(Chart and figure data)

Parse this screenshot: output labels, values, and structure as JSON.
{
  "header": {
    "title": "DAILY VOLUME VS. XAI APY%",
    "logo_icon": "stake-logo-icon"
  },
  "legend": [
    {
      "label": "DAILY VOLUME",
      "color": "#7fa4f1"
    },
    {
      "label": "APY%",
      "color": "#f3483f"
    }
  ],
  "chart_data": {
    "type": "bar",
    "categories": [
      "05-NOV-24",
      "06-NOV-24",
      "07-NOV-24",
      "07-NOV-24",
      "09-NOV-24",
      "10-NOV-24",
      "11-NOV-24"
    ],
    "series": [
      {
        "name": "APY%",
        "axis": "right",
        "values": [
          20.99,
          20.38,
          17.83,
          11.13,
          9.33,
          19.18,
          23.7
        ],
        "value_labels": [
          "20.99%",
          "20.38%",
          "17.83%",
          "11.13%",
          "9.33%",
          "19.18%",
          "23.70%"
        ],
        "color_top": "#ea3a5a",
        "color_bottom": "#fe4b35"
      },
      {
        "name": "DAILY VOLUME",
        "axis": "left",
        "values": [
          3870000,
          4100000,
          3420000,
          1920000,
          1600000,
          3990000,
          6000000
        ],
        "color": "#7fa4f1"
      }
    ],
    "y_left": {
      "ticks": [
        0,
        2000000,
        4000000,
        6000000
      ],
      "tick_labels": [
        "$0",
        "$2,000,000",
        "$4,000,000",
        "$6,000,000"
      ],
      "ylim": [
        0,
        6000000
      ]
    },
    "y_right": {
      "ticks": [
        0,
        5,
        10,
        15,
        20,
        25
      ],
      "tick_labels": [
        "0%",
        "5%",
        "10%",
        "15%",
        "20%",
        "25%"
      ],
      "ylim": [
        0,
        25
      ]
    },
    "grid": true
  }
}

DIRECTION: Write out every line from the records above, word for word.

EXERCISE SOLUTION:
Parse this screenshot: output labels, values, and structure as JSON.
{
  "header": {
    "title": "DAILY VOLUME VS. XAI APY%",
    "logo_icon": "stake-logo-icon"
  },
  "legend": [
    {
      "label": "DAILY VOLUME",
      "color": "#7fa4f1"
    },
    {
      "label": "APY%",
      "color": "#f3483f"
    }
  ],
  "chart_data": {
    "type": "bar",
    "categories": [
      "05-NOV-24",
      "06-NOV-24",
      "07-NOV-24",
      "07-NOV-24",
      "09-NOV-24",
      "10-NOV-24",
      "11-NOV-24"
    ],
    "series": [
      {
        "name": "APY%",
        "axis": "right",
        "values": [
          20.99,
          20.38,
          17.83,
          11.13,
          9.33,
          19.18,
          23.7
        ],
        "value_labels": [
          "20.99%",
          "20.38%",
          "17.83%",
          "11.13%",
          "9.33%",
          "19.18%",
          "23.70%"
        ],
        "color_top": "#ea3a5a",
        "color_bottom": "#fe4b35"
      },
      {
        "name": "DAILY VOLUME",
        "axis": "left",
        "values": [
          3870000,
          4100000,
          3420000,
          1920000,
          1600000,
          3990000,
          6000000
        ],
        "color": "#7fa4f1"
      }
    ],
    "y_left": {
      "ticks": [
        0,
        2000000,
        4000000,
        6000000
      ],
      "tick_labels": [
        "$0",
        "$2,000,000",
        "$4,000,000",
        "$6,000,000"
      ],
      "ylim": [
        0,
        6000000
      ]
    },
    "y_right": {
      "ticks": [
        0,
        5,
        10,
        15,
        20,
        25
      ],
      "tick_labels": [
        "0%",
        "5%",
        "10%",
        "15%",
        "20%",
        "25%"
      ],
      "ylim": [
        0,
        25
      ]
    },
    "grid": true
  }
}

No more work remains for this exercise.